[START Extracted records]

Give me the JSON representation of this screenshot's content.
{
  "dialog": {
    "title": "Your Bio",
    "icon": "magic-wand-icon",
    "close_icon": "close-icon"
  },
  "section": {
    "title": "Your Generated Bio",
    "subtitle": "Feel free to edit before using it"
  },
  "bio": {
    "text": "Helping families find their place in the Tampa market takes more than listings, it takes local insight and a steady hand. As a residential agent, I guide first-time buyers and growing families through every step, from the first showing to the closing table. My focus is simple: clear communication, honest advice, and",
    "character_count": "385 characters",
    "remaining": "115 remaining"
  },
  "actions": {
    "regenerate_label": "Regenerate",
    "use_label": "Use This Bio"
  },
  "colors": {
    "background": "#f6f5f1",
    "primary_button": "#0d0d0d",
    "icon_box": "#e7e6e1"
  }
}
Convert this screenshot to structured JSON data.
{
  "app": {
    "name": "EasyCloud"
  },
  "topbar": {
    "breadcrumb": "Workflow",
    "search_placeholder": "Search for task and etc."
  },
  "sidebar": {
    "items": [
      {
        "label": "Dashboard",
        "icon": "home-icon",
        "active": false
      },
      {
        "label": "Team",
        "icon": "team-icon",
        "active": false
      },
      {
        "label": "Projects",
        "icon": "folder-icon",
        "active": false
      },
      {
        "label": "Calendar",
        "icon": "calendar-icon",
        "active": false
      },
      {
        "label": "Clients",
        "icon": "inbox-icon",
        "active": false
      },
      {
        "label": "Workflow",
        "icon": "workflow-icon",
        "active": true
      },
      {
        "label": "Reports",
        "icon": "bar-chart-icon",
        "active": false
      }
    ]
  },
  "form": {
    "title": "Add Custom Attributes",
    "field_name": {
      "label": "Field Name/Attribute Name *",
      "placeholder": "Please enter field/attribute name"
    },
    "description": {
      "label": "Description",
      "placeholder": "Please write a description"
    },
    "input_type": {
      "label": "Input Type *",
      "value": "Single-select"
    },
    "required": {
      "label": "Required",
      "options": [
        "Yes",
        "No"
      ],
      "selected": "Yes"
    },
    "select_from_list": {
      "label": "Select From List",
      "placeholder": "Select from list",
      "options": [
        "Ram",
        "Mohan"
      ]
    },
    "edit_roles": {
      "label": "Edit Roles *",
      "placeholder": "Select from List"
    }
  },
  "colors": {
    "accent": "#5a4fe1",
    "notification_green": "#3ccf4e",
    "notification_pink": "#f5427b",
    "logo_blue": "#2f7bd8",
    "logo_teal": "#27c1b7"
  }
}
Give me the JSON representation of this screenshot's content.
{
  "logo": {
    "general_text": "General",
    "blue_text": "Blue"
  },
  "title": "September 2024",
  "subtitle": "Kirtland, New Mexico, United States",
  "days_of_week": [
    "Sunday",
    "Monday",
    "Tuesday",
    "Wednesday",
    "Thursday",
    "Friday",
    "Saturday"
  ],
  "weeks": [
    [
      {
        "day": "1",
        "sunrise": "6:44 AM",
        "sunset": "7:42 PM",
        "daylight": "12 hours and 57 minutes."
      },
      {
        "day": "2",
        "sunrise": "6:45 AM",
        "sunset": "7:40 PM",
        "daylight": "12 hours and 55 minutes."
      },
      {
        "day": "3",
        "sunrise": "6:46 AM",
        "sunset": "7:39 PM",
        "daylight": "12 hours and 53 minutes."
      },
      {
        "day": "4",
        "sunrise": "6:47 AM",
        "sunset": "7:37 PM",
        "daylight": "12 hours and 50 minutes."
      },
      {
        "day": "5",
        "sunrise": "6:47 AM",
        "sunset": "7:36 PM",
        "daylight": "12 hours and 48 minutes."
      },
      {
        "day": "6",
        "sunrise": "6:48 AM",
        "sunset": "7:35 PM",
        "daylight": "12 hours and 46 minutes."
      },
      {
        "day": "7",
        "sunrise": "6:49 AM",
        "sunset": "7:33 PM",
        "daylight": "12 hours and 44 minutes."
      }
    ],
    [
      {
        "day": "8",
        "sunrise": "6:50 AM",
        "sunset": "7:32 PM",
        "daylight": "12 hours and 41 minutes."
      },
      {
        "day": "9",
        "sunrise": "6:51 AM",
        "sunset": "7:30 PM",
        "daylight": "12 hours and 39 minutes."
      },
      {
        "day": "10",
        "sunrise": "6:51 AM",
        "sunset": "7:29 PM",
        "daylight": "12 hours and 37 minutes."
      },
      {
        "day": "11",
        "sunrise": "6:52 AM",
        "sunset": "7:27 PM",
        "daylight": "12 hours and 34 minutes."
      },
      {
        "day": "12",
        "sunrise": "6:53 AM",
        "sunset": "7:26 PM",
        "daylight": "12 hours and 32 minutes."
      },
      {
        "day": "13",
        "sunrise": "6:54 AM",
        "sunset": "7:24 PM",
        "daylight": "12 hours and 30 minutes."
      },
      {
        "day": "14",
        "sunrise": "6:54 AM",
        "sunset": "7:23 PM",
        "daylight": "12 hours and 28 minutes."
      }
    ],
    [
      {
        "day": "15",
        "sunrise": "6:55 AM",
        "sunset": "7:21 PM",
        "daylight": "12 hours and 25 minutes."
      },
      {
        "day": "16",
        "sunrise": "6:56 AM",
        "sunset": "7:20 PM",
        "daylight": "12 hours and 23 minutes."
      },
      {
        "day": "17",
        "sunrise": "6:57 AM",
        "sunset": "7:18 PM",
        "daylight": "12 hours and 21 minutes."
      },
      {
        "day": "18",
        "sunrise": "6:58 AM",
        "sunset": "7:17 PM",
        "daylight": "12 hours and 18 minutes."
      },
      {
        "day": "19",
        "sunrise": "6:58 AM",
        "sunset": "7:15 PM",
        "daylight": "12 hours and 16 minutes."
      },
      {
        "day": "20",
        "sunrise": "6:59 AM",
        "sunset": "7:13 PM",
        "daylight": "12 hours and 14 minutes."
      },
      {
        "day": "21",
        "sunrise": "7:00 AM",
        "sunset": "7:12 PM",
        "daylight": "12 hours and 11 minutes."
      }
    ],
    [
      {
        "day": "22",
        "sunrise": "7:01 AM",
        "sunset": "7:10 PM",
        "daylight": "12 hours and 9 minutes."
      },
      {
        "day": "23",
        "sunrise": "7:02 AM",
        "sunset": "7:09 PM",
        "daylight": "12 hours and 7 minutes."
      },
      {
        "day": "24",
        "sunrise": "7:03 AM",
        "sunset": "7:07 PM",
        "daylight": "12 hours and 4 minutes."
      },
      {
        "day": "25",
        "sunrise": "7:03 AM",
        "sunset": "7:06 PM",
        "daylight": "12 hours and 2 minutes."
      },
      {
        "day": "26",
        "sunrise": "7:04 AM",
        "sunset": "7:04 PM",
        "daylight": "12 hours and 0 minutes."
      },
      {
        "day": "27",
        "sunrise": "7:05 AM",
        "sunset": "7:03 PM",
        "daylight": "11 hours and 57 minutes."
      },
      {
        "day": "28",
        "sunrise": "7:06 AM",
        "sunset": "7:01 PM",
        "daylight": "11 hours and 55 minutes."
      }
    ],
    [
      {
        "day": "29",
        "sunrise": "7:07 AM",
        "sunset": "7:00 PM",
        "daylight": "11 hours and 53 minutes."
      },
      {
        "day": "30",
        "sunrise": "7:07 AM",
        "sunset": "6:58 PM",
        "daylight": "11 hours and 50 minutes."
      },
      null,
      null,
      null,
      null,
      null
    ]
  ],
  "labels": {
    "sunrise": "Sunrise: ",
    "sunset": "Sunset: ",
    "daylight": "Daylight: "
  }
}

[END Extracted records]

Your task: Gather each line that holds "Please".

Solution to the problem:
      "placeholder": "Please enter field/attribute name"
      "placeholder": "Please write a description"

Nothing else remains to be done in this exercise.